Can you transcribe every line exactly and leave the pictures behind?

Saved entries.
##############################

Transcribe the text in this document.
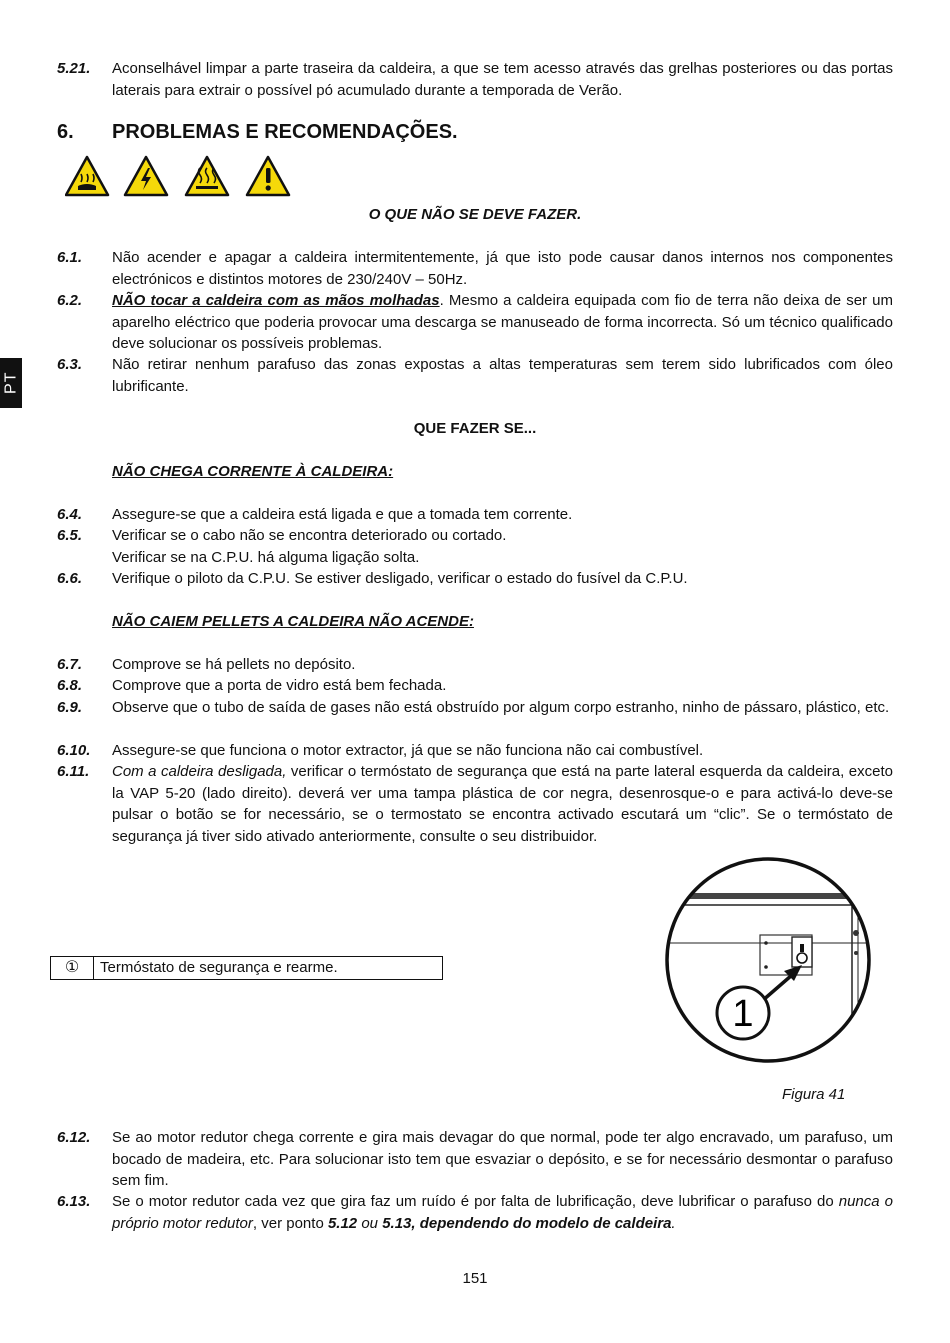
PT
5.21. Aconselhável limpar a parte traseira da caldeira, a que se tem acesso através das grelhas posteriores ou das portas laterais para extrair o possível pó acumulado durante a temporada de Verão.
6. PROBLEMAS E RECOMENDAÇÕES.
O QUE NÃO SE DEVE FAZER.
6.1. Não acender e apagar a caldeira intermitentemente, já que isto pode causar danos internos nos componentes electrónicos e distintos motores de 230/240V – 50Hz.
6.2. NÃO tocar a caldeira com as mãos molhadas. Mesmo a caldeira equipada com fio de terra não deixa de ser um aparelho eléctrico que poderia provocar uma descarga se manuseado de forma incorrecta. Só um técnico qualificado deve solucionar os possíveis problemas.
6.3. Não retirar nenhum parafuso das zonas expostas a altas temperaturas sem terem sido lubrificados com óleo lubrificante.
QUE FAZER SE...
NÃO CHEGA CORRENTE À CALDEIRA:
6.4. Assegure-se que a caldeira está ligada e que a tomada tem corrente.
6.5. Verificar se o cabo não se encontra deteriorado ou cortado.

Verificar se na C.P.U. há alguma ligação solta.

6.6. Verifique o piloto da C.P.U. Se estiver desligado, verificar o estado do fusível da C.P.U.
NÃO CAIEM PELLETS A CALDEIRA NÃO ACENDE:
6.7. Comprove se há pellets no depósito.
6.8. Comprove que a porta de vidro está bem fechada.
6.9. Observe que o tubo de saída de gases não está obstruído por algum corpo estranho, ninho de pássaro, plástico, etc.
6.10. Assegure-se que funciona o motor extractor, já que se não funciona não cai combustível.
6.11. Com a caldeira desligada, verificar o termóstato de segurança que está na parte lateral esquerda da caldeira, exceto la VAP 5-20 (lado direito). deverá ver uma tampa plástica de cor negra, desenrosque-o e para activá-lo deve-se pulsar o botão se for necessário, se o termostato se encontra activado escutará um “clic”. Se o termóstato de segurança já tiver sido ativado anteriormente, consulte o seu distribuidor.
①	Termóstato de segurança e rearme.
1
Figura 41
6.12. Se ao motor redutor chega corrente e gira mais devagar do que normal, pode ter algo encravado, um parafuso, um bocado de madeira, etc. Para solucionar isto tem que esvaziar o depósito, e se for necessário desmontar o parafuso sem fim.
6.13. Se o motor redutor cada vez que gira faz um ruído é por falta de lubrificação, deve lubrificar o parafuso do nunca o próprio motor redutor, ver ponto 5.12 ou 5.13, dependendo do modelo de caldeira.
151
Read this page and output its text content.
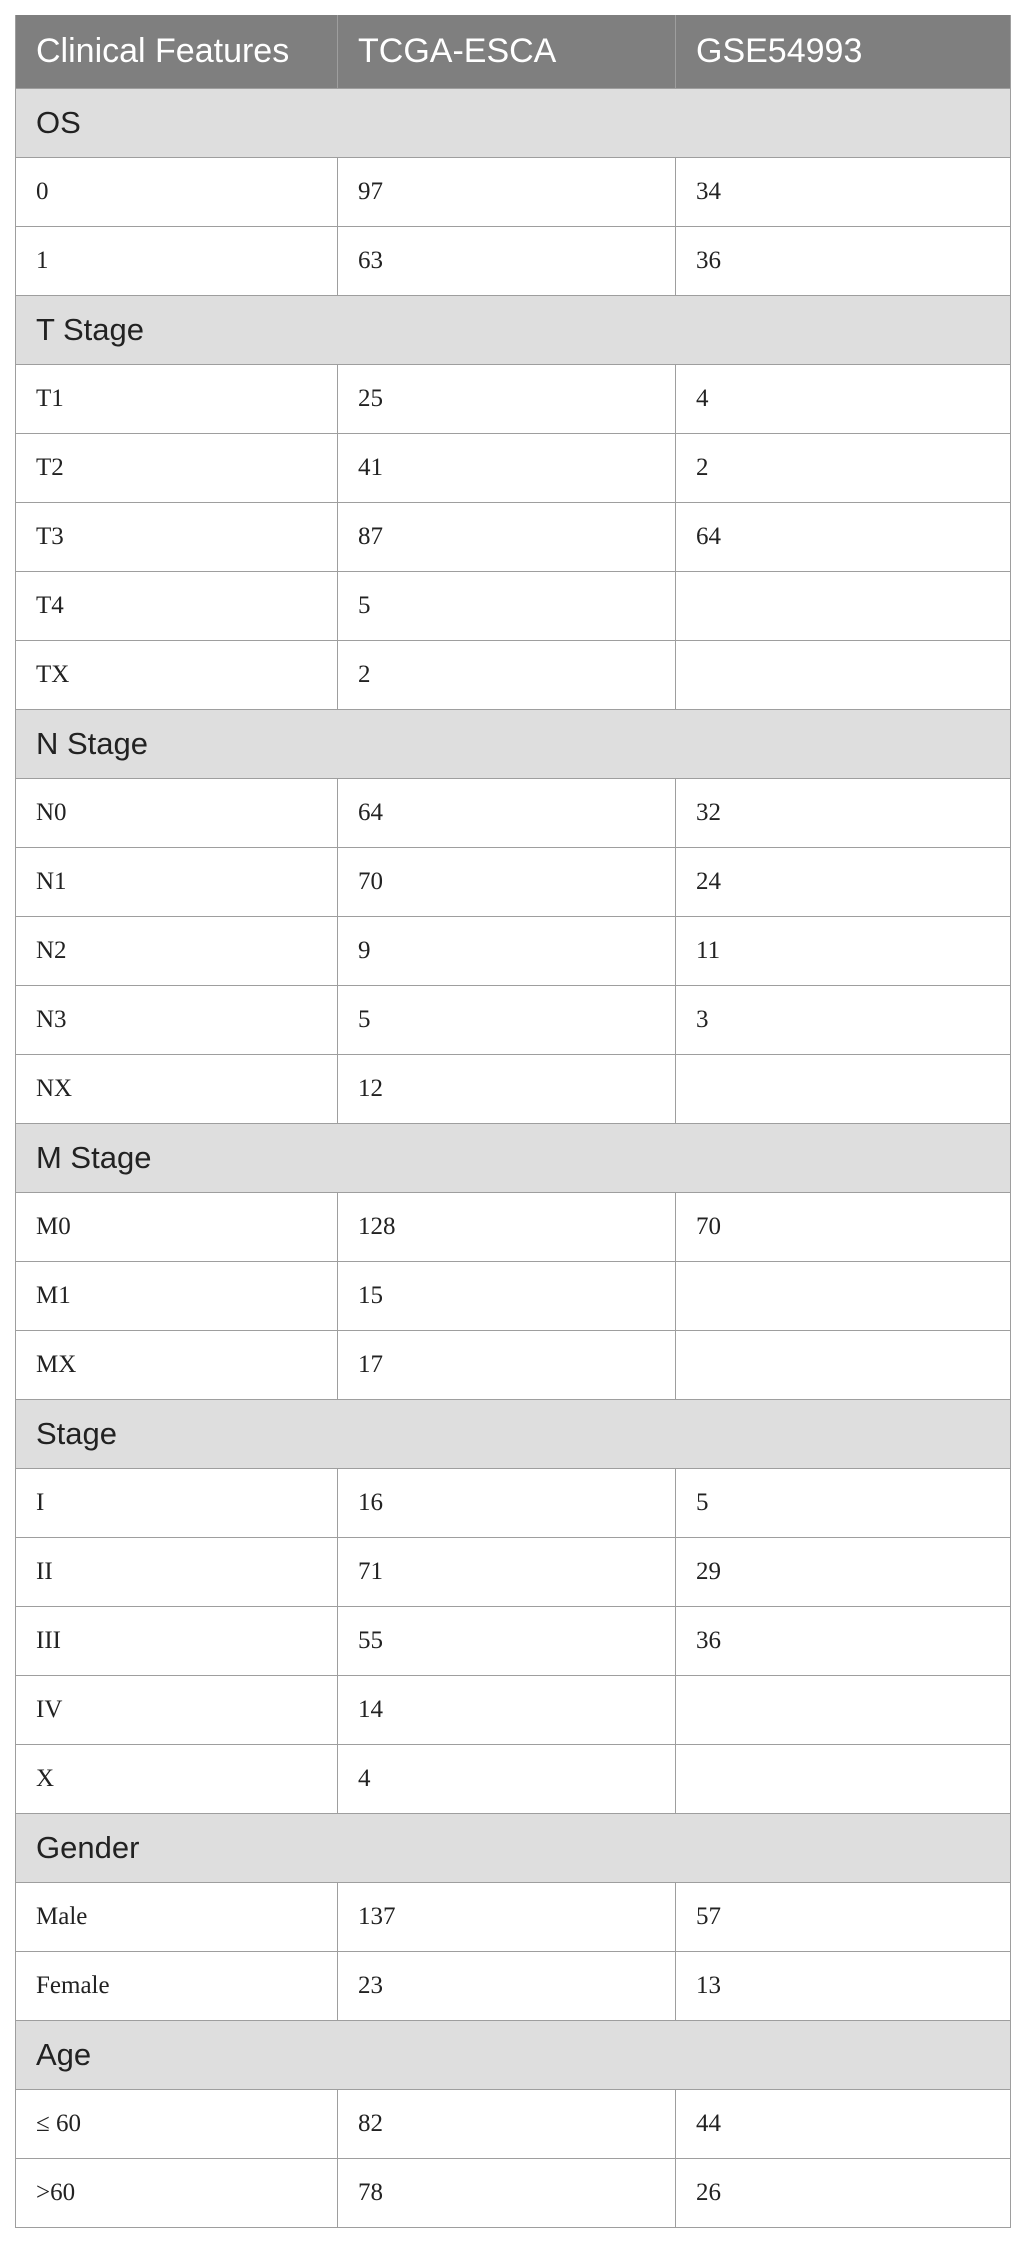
Clinical Features	TCGA-ESCA	GSE54993
OS		
0	97	34
1	63	36
T Stage		
T1	25	4
T2	41	2
T3	87	64
T4	5	
TX	2	
N Stage		
N0	64	32
N1	70	24
N2	9	11
N3	5	3
NX	12	
M Stage		
M0	128	70
M1	15	
MX	17	
Stage		
I	16	5
II	71	29
III	55	36
IV	14	
X	4	
Gender		
Male	137	57
Female	23	13
Age		
≤ 60	82	44
>60	78	26
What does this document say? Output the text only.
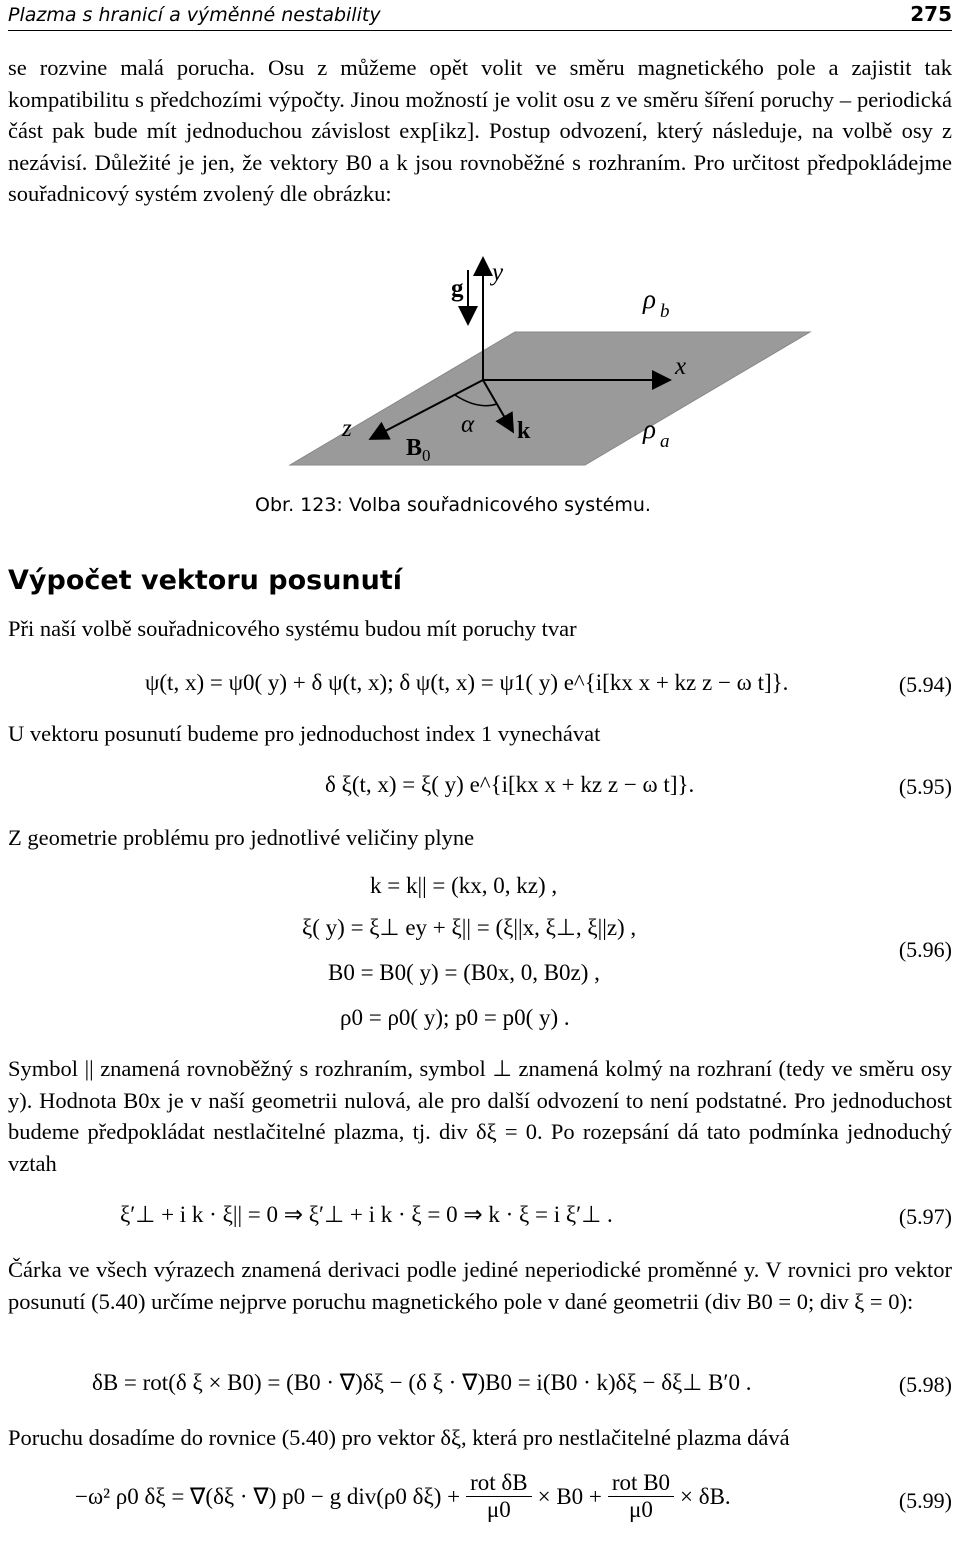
Plazma s hranicí a výměnné nestability	275
se rozvine malá porucha. Osu z můžeme opět volit ve směru magnetického pole a zajistit tak kompatibilitu s předchozími výpočty. Jinou možností je volit osu z ve směru šíření poruchy – periodická část pak bude mít jednoduchou závislost exp[ikz]. Postup odvození, který následuje, na volbě osy z nezávisí. Důležité je jen, že vektory B0 a k jsou rovnoběžné s rozhraním. Pro určitost předpokládejme souřadnicový systém zvolený dle obrázku:
g
y
x
z
$B_0$
α k
ρ $_b$
ρ $_a$
Obr. 123: Volba souřadnicového systému.
Výpočet vektoru posunutí
Při naší volbě souřadnicového systému budou mít poruchy tvar
ψ(t, x) = ψ0( y) + δ ψ(t, x); δ ψ(t, x) = ψ1( y) e^{i[kx x + kz z − ω t]}.	(5.94)
U vektoru posunutí budeme pro jednoduchost index 1 vynechávat
δ ξ(t, x) = ξ( y) e^{i[kx x + kz z − ω t]}.	(5.95)
Z geometrie problému pro jednotlivé veličiny plyne
k = k|| = (kx, 0, kz) ,
ξ( y) = ξ⊥ ey + ξ|| = (ξ||x, ξ⊥, ξ||z) ,
B0 = B0( y) = (B0x, 0, B0z) ,
ρ0 = ρ0( y); p0 = p0( y) .
(5.96)
Symbol || znamená rovnoběžný s rozhraním, symbol ⊥ znamená kolmý na rozhraní (tedy ve směru osy y). Hodnota B0x je v naší geometrii nulová, ale pro další odvození to není podstatné. Pro jednoduchost budeme předpokládat nestlačitelné plazma, tj. div δξ = 0. Po rozepsání dá tato podmínka jednoduchý vztah
ξ′⊥ + i k · ξ|| = 0 ⇒ ξ′⊥ + i k · ξ = 0 ⇒ k · ξ = i ξ′⊥ .	(5.97)
Čárka ve všech výrazech znamená derivaci podle jediné neperiodické proměnné y. V rovnici pro vektor posunutí (5.40) určíme nejprve poruchu magnetického pole v dané geometrii (div B0 = 0; div ξ = 0):
δB = rot(δ ξ × B0) = (B0 · ∇)δξ − (δ ξ · ∇)B0 = i(B0 · k)δξ − δξ⊥ B′0 .	(5.98)
Poruchu dosadíme do rovnice (5.40) pro vektor δξ, která pro nestlačitelné plazma dává
−ω² ρ0 δξ = ∇(δξ · ∇) p0 − g div(ρ0 $\delta\xi) + \frac{\text{rot δB}}{\mu 0} \times B0 + \frac{\text{rot B0}}{\mu 0} \times \delta B$.	(5.99)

##############################

FINISHED TASK.
Transcribe the text in this document.
PT
5.21. Aconselhável limpar a parte traseira da caldeira, a que se tem acesso através das grelhas posteriores ou das portas laterais para extrair o possível pó acumulado durante a temporada de Verão.
6. PROBLEMAS E RECOMENDAÇÕES.
O QUE NÃO SE DEVE FAZER.
6.1. Não acender e apagar a caldeira intermitentemente, já que isto pode causar danos internos nos componentes electrónicos e distintos motores de 230/240V – 50Hz.
6.2. NÃO tocar a caldeira com as mãos molhadas. Mesmo a caldeira equipada com fio de terra não deixa de ser um aparelho eléctrico que poderia provocar uma descarga se manuseado de forma incorrecta. Só um técnico qualificado deve solucionar os possíveis problemas.
6.3. Não retirar nenhum parafuso das zonas expostas a altas temperaturas sem terem sido lubrificados com óleo lubrificante.
QUE FAZER SE...
NÃO CHEGA CORRENTE À CALDEIRA:
6.4. Assegure-se que a caldeira está ligada e que a tomada tem corrente.
6.5. Verificar se o cabo não se encontra deteriorado ou cortado.

Verificar se na C.P.U. há alguma ligação solta.

6.6. Verifique o piloto da C.P.U. Se estiver desligado, verificar o estado do fusível da C.P.U.
NÃO CAIEM PELLETS A CALDEIRA NÃO ACENDE:
6.7. Comprove se há pellets no depósito.
6.8. Comprove que a porta de vidro está bem fechada.
6.9. Observe que o tubo de saída de gases não está obstruído por algum corpo estranho, ninho de pássaro, plástico, etc.
6.10. Assegure-se que funciona o motor extractor, já que se não funciona não cai combustível.
6.11. Com a caldeira desligada, verificar o termóstato de segurança que está na parte lateral esquerda da caldeira, exceto la VAP 5-20 (lado direito). deverá ver uma tampa plástica de cor negra, desenrosque-o e para activá-lo deve-se pulsar o botão se for necessário, se o termostato se encontra activado escutará um “clic”. Se o termóstato de segurança já tiver sido ativado anteriormente, consulte o seu distribuidor.
①	Termóstato de segurança e rearme.
1
Figura 41
6.12. Se ao motor redutor chega corrente e gira mais devagar do que normal, pode ter algo encravado, um parafuso, um bocado de madeira, etc. Para solucionar isto tem que esvaziar o depósito, e se for necessário desmontar o parafuso sem fim.
6.13. Se o motor redutor cada vez que gira faz um ruído é por falta de lubrificação, deve lubrificar o parafuso do nunca o próprio motor redutor, ver ponto 5.12 ou 5.13, dependendo do modelo de caldeira.
151
Read this page and output its text content.
Clinical Features	TCGA-ESCA	GSE54993
OS		
0	97	34
1	63	36
T Stage		
T1	25	4
T2	41	2
T3	87	64
T4	5	
TX	2	
N Stage		
N0	64	32
N1	70	24
N2	9	11
N3	5	3
NX	12	
M Stage		
M0	128	70
M1	15	
MX	17	
Stage		
I	16	5
II	71	29
III	55	36
IV	14	
X	4	
Gender		
Male	137	57
Female	23	13
Age		
≤ 60	82	44
>60	78	26
What does this document say? Output the text only.
Plazma s hranicí a výměnné nestability	275
se rozvine malá porucha. Osu z můžeme opět volit ve směru magnetického pole a zajistit tak kompatibilitu s předchozími výpočty. Jinou možností je volit osu z ve směru šíření poruchy – periodická část pak bude mít jednoduchou závislost exp[ikz]. Postup odvození, který následuje, na volbě osy z nezávisí. Důležité je jen, že vektory B0 a k jsou rovnoběžné s rozhraním. Pro určitost předpokládejme souřadnicový systém zvolený dle obrázku:
g
y
x
z
$B_0$
α k
ρ $_b$
ρ $_a$
Obr. 123: Volba souřadnicového systému.
Výpočet vektoru posunutí
Při naší volbě souřadnicového systému budou mít poruchy tvar
ψ(t, x) = ψ0( y) + δ ψ(t, x); δ ψ(t, x) = ψ1( y) e^{i[kx x + kz z − ω t]}.	(5.94)
U vektoru posunutí budeme pro jednoduchost index 1 vynechávat
δ ξ(t, x) = ξ( y) e^{i[kx x + kz z − ω t]}.	(5.95)
Z geometrie problému pro jednotlivé veličiny plyne
k = k|| = (kx, 0, kz) ,
ξ( y) = ξ⊥ ey + ξ|| = (ξ||x, ξ⊥, ξ||z) ,
B0 = B0( y) = (B0x, 0, B0z) ,
ρ0 = ρ0( y); p0 = p0( y) .
(5.96)
Symbol || znamená rovnoběžný s rozhraním, symbol ⊥ znamená kolmý na rozhraní (tedy ve směru osy y). Hodnota B0x je v naší geometrii nulová, ale pro další odvození to není podstatné. Pro jednoduchost budeme předpokládat nestlačitelné plazma, tj. div δξ = 0. Po rozepsání dá tato podmínka jednoduchý vztah
ξ′⊥ + i k · ξ|| = 0 ⇒ ξ′⊥ + i k · ξ = 0 ⇒ k · ξ = i ξ′⊥ .	(5.97)
Čárka ve všech výrazech znamená derivaci podle jediné neperiodické proměnné y. V rovnici pro vektor posunutí (5.40) určíme nejprve poruchu magnetického pole v dané geometrii (div B0 = 0; div ξ = 0):
δB = rot(δ ξ × B0) = (B0 · ∇)δξ − (δ ξ · ∇)B0 = i(B0 · k)δξ − δξ⊥ B′0 .	(5.98)
Poruchu dosadíme do rovnice (5.40) pro vektor δξ, která pro nestlačitelné plazma dává
−ω² ρ0 δξ = ∇(δξ · ∇) p0 − g div(ρ0 $\delta\xi) + \frac{\text{rot δB}}{\mu 0} \times B0 + \frac{\text{rot B0}}{\mu 0} \times \delta B$.	(5.99)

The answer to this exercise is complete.